_Exercise directions_:
Which lines run from the line with "What does this" to the end of the entries? Write out exactly those, leaving out the pictures.

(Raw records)
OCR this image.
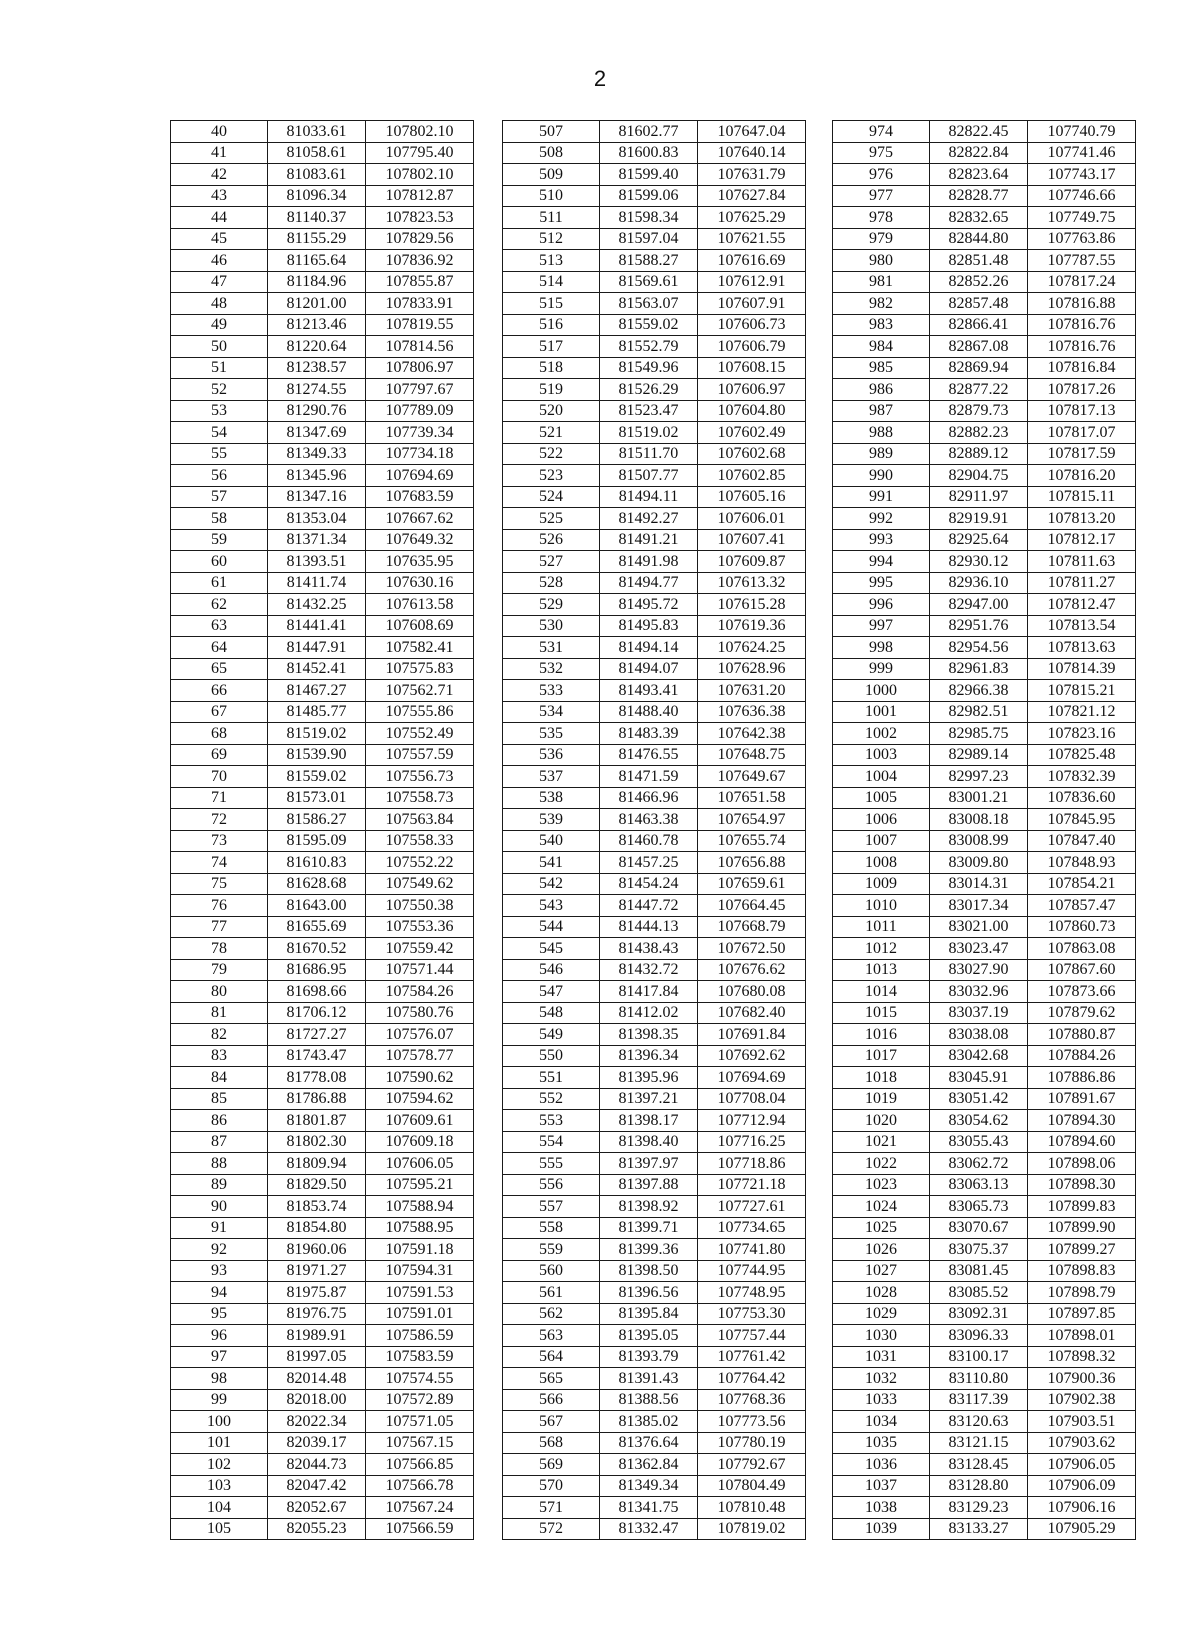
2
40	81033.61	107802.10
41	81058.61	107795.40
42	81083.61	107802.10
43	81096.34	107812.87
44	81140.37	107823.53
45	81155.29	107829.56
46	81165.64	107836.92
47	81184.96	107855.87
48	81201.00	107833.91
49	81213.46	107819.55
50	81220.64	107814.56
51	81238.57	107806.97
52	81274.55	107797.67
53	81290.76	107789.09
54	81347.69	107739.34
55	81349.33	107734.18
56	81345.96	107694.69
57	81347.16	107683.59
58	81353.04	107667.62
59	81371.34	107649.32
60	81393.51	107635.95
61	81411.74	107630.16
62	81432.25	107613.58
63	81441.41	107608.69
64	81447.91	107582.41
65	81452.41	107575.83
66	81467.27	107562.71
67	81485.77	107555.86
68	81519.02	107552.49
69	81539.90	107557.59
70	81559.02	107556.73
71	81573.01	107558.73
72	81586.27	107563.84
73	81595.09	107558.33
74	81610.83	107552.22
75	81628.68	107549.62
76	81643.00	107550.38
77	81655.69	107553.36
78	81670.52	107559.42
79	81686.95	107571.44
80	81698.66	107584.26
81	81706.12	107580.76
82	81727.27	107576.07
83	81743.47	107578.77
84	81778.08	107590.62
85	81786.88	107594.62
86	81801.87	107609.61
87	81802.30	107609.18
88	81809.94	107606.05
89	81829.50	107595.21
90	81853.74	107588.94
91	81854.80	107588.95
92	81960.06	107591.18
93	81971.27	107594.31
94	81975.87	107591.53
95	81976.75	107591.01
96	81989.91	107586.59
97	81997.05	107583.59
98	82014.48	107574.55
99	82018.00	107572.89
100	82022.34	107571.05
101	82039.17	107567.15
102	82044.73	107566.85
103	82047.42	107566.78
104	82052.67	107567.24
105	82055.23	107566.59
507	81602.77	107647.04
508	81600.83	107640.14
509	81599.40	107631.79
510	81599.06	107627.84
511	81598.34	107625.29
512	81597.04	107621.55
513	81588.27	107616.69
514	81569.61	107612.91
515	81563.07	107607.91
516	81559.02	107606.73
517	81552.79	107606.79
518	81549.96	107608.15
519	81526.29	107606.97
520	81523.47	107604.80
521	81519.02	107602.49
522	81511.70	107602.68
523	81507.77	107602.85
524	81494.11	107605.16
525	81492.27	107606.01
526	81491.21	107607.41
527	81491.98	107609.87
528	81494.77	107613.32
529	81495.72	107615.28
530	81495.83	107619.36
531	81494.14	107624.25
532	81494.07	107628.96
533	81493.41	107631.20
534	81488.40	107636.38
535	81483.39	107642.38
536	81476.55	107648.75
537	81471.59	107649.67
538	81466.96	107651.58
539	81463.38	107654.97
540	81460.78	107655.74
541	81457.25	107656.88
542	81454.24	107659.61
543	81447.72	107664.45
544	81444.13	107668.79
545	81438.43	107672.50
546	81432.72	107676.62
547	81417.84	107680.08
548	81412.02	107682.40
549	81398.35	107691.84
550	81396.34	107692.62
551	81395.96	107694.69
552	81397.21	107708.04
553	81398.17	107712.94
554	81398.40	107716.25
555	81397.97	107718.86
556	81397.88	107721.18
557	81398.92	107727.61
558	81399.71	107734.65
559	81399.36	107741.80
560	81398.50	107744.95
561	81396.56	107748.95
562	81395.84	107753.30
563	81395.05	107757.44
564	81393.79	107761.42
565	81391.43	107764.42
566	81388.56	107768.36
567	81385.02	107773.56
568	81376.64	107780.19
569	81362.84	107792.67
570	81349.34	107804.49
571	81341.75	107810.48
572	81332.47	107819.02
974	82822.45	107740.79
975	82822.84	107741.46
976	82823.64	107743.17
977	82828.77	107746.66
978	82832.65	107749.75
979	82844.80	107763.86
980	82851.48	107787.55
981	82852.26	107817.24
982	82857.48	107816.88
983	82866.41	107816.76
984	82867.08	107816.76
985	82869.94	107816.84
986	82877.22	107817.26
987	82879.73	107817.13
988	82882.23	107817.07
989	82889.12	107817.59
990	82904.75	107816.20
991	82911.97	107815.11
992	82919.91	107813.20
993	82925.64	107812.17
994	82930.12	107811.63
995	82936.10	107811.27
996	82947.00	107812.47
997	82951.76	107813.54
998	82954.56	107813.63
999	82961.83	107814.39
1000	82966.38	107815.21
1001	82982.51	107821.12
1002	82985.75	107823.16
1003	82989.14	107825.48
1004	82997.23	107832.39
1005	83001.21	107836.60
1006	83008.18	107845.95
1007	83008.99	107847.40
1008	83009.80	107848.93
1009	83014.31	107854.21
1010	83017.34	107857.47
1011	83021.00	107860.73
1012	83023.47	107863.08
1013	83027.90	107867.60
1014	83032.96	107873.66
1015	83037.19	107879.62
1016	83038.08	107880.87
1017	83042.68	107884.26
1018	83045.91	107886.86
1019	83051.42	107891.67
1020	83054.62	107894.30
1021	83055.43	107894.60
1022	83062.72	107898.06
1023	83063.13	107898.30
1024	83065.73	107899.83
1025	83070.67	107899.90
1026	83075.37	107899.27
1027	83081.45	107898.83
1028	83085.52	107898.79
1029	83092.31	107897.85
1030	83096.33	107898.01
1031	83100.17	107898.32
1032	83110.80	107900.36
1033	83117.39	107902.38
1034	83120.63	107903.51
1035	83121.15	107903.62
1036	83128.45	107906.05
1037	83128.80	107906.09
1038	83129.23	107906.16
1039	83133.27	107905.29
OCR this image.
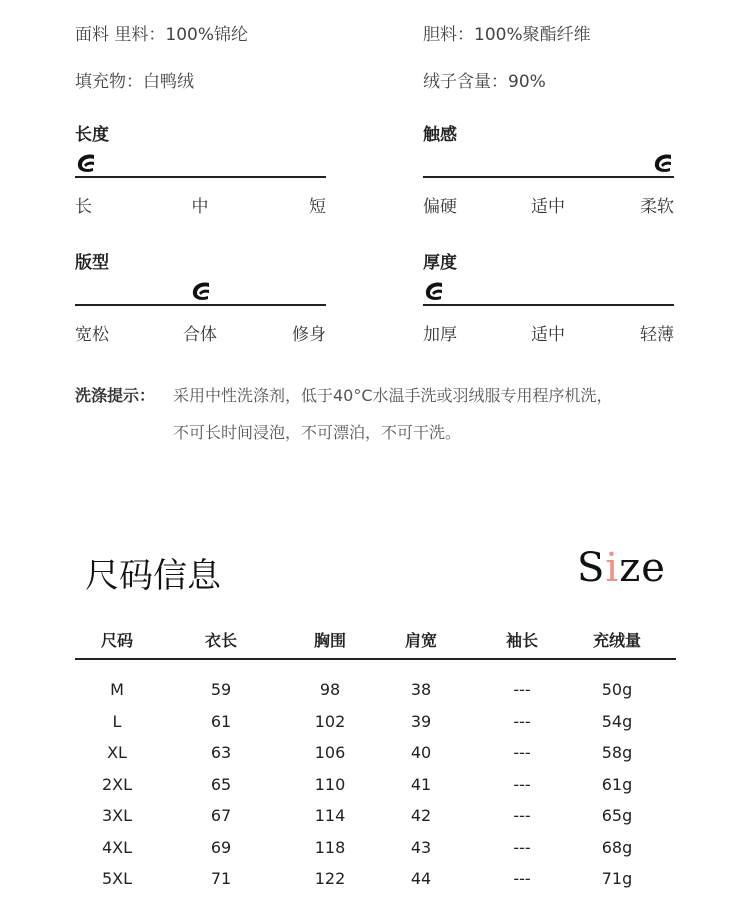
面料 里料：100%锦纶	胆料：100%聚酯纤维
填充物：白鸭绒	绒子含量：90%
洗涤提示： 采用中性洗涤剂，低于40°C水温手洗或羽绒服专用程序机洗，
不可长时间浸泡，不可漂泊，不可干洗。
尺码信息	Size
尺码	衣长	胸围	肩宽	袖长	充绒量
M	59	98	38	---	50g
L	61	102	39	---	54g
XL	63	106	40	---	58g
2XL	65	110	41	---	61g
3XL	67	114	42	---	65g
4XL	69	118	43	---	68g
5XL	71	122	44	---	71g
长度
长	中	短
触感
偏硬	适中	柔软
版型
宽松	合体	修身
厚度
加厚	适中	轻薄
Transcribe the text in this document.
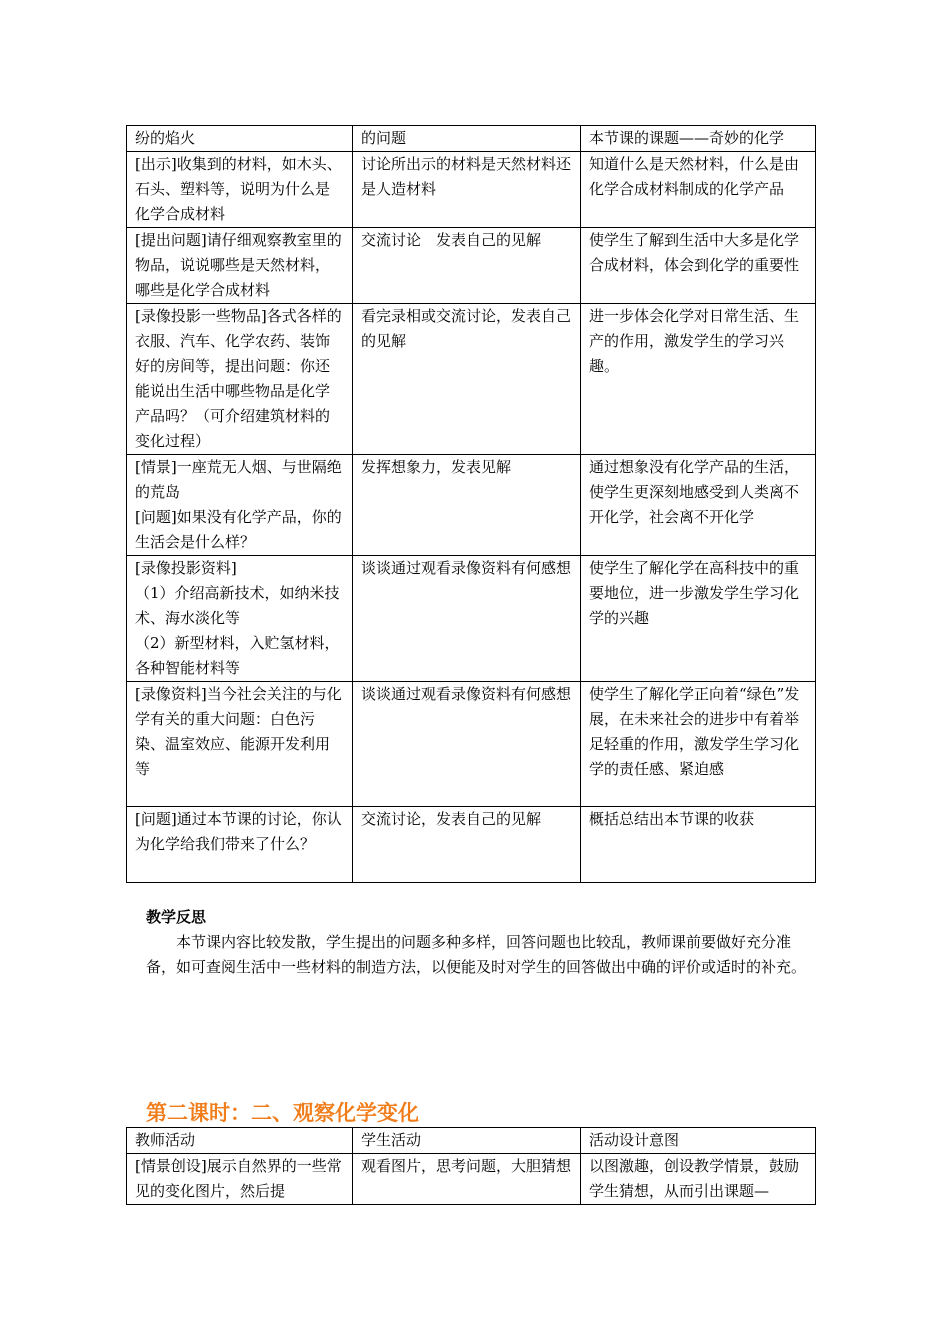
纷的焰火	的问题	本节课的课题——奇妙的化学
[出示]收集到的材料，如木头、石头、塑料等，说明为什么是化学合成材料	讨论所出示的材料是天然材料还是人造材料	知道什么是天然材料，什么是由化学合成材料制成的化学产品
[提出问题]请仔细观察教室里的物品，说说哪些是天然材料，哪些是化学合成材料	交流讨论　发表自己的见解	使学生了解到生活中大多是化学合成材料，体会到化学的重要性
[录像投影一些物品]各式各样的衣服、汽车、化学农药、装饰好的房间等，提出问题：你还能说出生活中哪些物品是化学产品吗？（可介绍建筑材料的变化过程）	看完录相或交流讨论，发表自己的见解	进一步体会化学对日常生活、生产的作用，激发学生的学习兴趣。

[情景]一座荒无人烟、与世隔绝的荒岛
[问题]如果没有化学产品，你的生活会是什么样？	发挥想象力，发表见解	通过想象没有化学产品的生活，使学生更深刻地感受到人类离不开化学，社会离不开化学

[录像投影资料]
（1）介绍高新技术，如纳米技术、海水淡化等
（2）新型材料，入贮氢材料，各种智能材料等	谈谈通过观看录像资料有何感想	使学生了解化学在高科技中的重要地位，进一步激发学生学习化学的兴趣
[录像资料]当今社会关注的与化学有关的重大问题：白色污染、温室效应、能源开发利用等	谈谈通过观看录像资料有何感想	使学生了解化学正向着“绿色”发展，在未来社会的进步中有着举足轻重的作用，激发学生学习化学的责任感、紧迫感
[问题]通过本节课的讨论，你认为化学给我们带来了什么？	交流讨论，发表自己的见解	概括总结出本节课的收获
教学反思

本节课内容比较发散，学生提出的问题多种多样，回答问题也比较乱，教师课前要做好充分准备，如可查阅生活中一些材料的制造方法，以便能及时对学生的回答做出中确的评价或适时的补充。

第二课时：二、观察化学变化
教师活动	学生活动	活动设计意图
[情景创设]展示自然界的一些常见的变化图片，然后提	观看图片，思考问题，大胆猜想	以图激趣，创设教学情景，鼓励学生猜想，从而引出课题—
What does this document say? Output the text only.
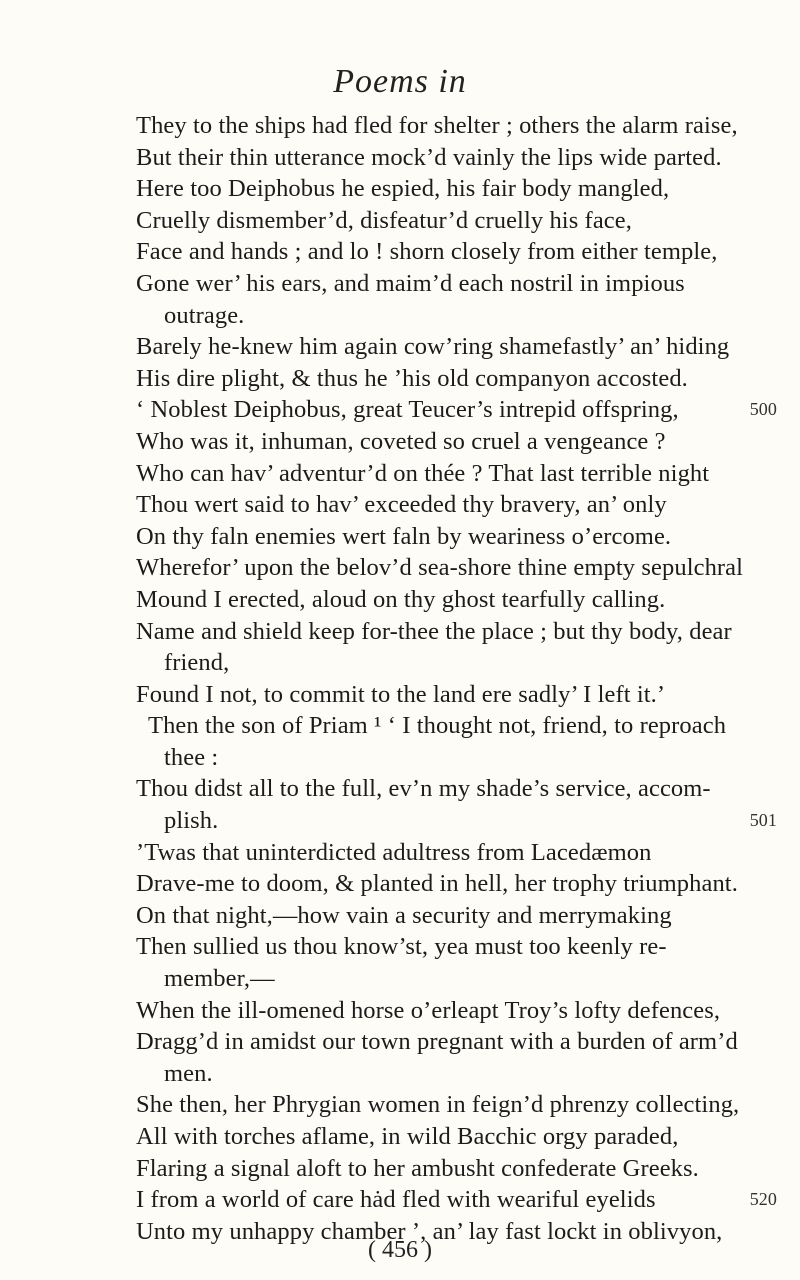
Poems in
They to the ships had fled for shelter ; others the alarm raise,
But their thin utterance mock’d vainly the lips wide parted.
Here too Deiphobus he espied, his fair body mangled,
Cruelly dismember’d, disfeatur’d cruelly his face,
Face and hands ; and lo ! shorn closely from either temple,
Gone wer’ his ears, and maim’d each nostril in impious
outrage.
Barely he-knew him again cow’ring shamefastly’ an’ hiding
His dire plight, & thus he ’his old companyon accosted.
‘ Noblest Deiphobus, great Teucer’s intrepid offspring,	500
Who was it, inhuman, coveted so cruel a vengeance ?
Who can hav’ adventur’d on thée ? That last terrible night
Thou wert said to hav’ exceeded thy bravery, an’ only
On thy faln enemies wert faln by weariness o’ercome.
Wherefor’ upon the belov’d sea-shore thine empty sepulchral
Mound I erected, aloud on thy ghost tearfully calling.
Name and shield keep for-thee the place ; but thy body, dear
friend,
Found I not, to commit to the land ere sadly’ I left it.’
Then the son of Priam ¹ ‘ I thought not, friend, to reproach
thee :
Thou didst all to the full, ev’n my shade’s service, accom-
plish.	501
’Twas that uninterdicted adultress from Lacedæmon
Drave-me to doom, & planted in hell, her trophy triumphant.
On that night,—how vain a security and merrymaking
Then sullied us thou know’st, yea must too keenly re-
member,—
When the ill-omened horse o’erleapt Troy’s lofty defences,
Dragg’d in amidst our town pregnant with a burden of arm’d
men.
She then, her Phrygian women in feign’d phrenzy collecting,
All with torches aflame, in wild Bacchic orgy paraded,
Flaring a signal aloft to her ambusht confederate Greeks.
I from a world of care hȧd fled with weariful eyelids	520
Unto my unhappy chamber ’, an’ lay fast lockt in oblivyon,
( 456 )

_Response_:
What does this document say? Output the text only.
Poems in
They to the ships had fled for shelter ; others the alarm raise,
But their thin utterance mock’d vainly the lips wide parted.
Here too Deiphobus he espied, his fair body mangled,
Cruelly dismember’d, disfeatur’d cruelly his face,
Face and hands ; and lo ! shorn closely from either temple,
Gone wer’ his ears, and maim’d each nostril in impious
outrage.
Barely he-knew him again cow’ring shamefastly’ an’ hiding
His dire plight, & thus he ’his old companyon accosted.
‘ Noblest Deiphobus, great Teucer’s intrepid offspring,	500
Who was it, inhuman, coveted so cruel a vengeance ?
Who can hav’ adventur’d on thée ? That last terrible night
Thou wert said to hav’ exceeded thy bravery, an’ only
On thy faln enemies wert faln by weariness o’ercome.
Wherefor’ upon the belov’d sea-shore thine empty sepulchral
Mound I erected, aloud on thy ghost tearfully calling.
Name and shield keep for-thee the place ; but thy body, dear
friend,
Found I not, to commit to the land ere sadly’ I left it.’
Then the son of Priam ¹ ‘ I thought not, friend, to reproach
thee :
Thou didst all to the full, ev’n my shade’s service, accom-
plish.	501
’Twas that uninterdicted adultress from Lacedæmon
Drave-me to doom, & planted in hell, her trophy triumphant.
On that night,—how vain a security and merrymaking
Then sullied us thou know’st, yea must too keenly re-
member,—
When the ill-omened horse o’erleapt Troy’s lofty defences,
Dragg’d in amidst our town pregnant with a burden of arm’d
men.
She then, her Phrygian women in feign’d phrenzy collecting,
All with torches aflame, in wild Bacchic orgy paraded,
Flaring a signal aloft to her ambusht confederate Greeks.
I from a world of care hȧd fled with weariful eyelids	520
Unto my unhappy chamber ’, an’ lay fast lockt in oblivyon,
( 456 )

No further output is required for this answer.